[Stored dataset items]
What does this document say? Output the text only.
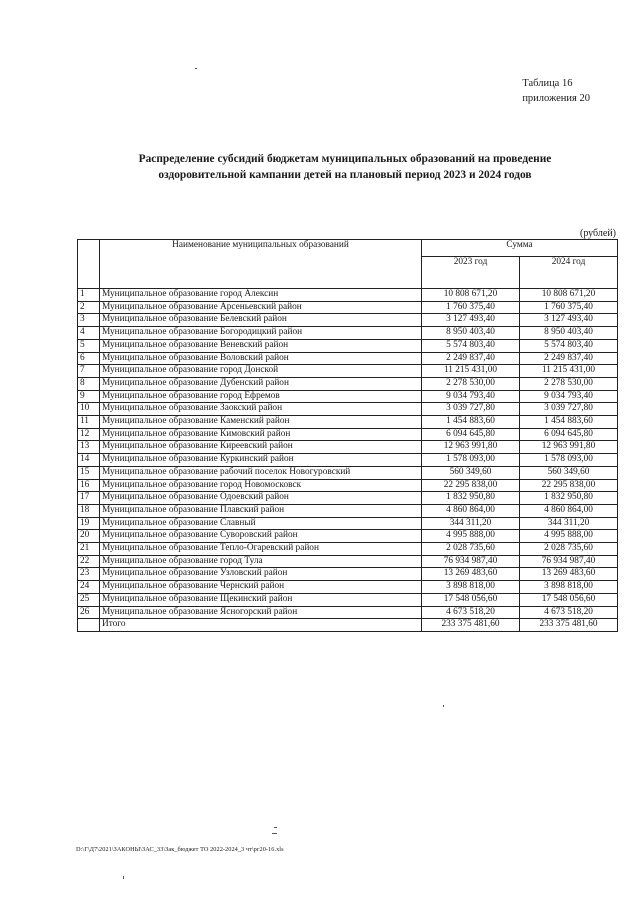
Таблица 16
приложения 20
Распределение субсидий бюджетам муниципальных образований на проведение
оздоровительной кампании детей на плановый период 2023 и 2024 годов
(рублей)
	Наименование муниципальных образований	Сумма	
		2023 год	2024 год
1	Муниципальное образование город Алексин	10 808 671,20	10 808 671,20
2	Муниципальное образование Арсеньевский район	1 760 375,40	1 760 375,40
3	Муниципальное образование Белевский район	3 127 493,40	3 127 493,40
4	Муниципальное образование Богородицкий район	8 950 403,40	8 950 403,40
5	Муниципальное образование Веневский район	5 574 803,40	5 574 803,40
6	Муниципальное образование Воловский район	2 249 837,40	2 249 837,40
7	Муниципальное образование город Донской	11 215 431,00	11 215 431,00
8	Муниципальное образование Дубенский район	2 278 530,00	2 278 530,00
9	Муниципальное образование город Ефремов	9 034 793,40	9 034 793,40
10	Муниципальное образование Заокский район	3 039 727,80	3 039 727,80
11	Муниципальное образование Каменский район	1 454 883,60	1 454 883,60
12	Муниципальное образование Кимовский район	6 094 645,80	6 094 645,80
13	Муниципальное образование Киреевский район	12 963 991,80	12 963 991,80
14	Муниципальное образование Куркинский район	1 578 093,00	1 578 093,00
15	Муниципальное образование рабочий поселок Новогуровский	560 349,60	560 349,60
16	Муниципальное образование город Новомосковск	22 295 838,00	22 295 838,00
17	Муниципальное образование Одоевский район	1 832 950,80	1 832 950,80
18	Муниципальное образование Плавский район	4 860 864,00	4 860 864,00
19	Муниципальное образование Славный	344 311,20	344 311,20
20	Муниципальное образование Суворовский район	4 995 888,00	4 995 888,00
21	Муниципальное образование Тепло-Огаревский район	2 028 735,60	2 028 735,60
22	Муниципальное образование город Тула	76 934 987,40	76 934 987,40
23	Муниципальное образование Узловский район	13 269 483,60	13 269 483,60
24	Муниципальное образование Чернский район	3 898 818,00	3 898 818,00
25	Муниципальное образование Щекинский район	17 548 056,60	17 548 056,60
26	Муниципальное образование Ясногорский район	4 673 518,20	4 673 518,20
	Итого	233 375 481,60	233 375 481,60
D:\Г\Д7\2021\ЗАКОНЫ\ЗАС_33\Зак_бюджет ТО 2022-2024_3 чт\рг20-16.xls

* **Problem statement**
Transcribe the complete set of entries verbatim. No pictures belong in the copy.

* **Output**
What does this document say? Output the text only.
Таблица 16
приложения 20
Распределение субсидий бюджетам муниципальных образований на проведение
оздоровительной кампании детей на плановый период 2023 и 2024 годов
(рублей)
	Наименование муниципальных образований	Сумма	
		2023 год	2024 год
1	Муниципальное образование город Алексин	10 808 671,20	10 808 671,20
2	Муниципальное образование Арсеньевский район	1 760 375,40	1 760 375,40
3	Муниципальное образование Белевский район	3 127 493,40	3 127 493,40
4	Муниципальное образование Богородицкий район	8 950 403,40	8 950 403,40
5	Муниципальное образование Веневский район	5 574 803,40	5 574 803,40
6	Муниципальное образование Воловский район	2 249 837,40	2 249 837,40
7	Муниципальное образование город Донской	11 215 431,00	11 215 431,00
8	Муниципальное образование Дубенский район	2 278 530,00	2 278 530,00
9	Муниципальное образование город Ефремов	9 034 793,40	9 034 793,40
10	Муниципальное образование Заокский район	3 039 727,80	3 039 727,80
11	Муниципальное образование Каменский район	1 454 883,60	1 454 883,60
12	Муниципальное образование Кимовский район	6 094 645,80	6 094 645,80
13	Муниципальное образование Киреевский район	12 963 991,80	12 963 991,80
14	Муниципальное образование Куркинский район	1 578 093,00	1 578 093,00
15	Муниципальное образование рабочий поселок Новогуровский	560 349,60	560 349,60
16	Муниципальное образование город Новомосковск	22 295 838,00	22 295 838,00
17	Муниципальное образование Одоевский район	1 832 950,80	1 832 950,80
18	Муниципальное образование Плавский район	4 860 864,00	4 860 864,00
19	Муниципальное образование Славный	344 311,20	344 311,20
20	Муниципальное образование Суворовский район	4 995 888,00	4 995 888,00
21	Муниципальное образование Тепло-Огаревский район	2 028 735,60	2 028 735,60
22	Муниципальное образование город Тула	76 934 987,40	76 934 987,40
23	Муниципальное образование Узловский район	13 269 483,60	13 269 483,60
24	Муниципальное образование Чернский район	3 898 818,00	3 898 818,00
25	Муниципальное образование Щекинский район	17 548 056,60	17 548 056,60
26	Муниципальное образование Ясногорский район	4 673 518,20	4 673 518,20
	Итого	233 375 481,60	233 375 481,60
D:\Г\Д7\2021\ЗАКОНЫ\ЗАС_33\Зак_бюджет ТО 2022-2024_3 чт\рг20-16.xls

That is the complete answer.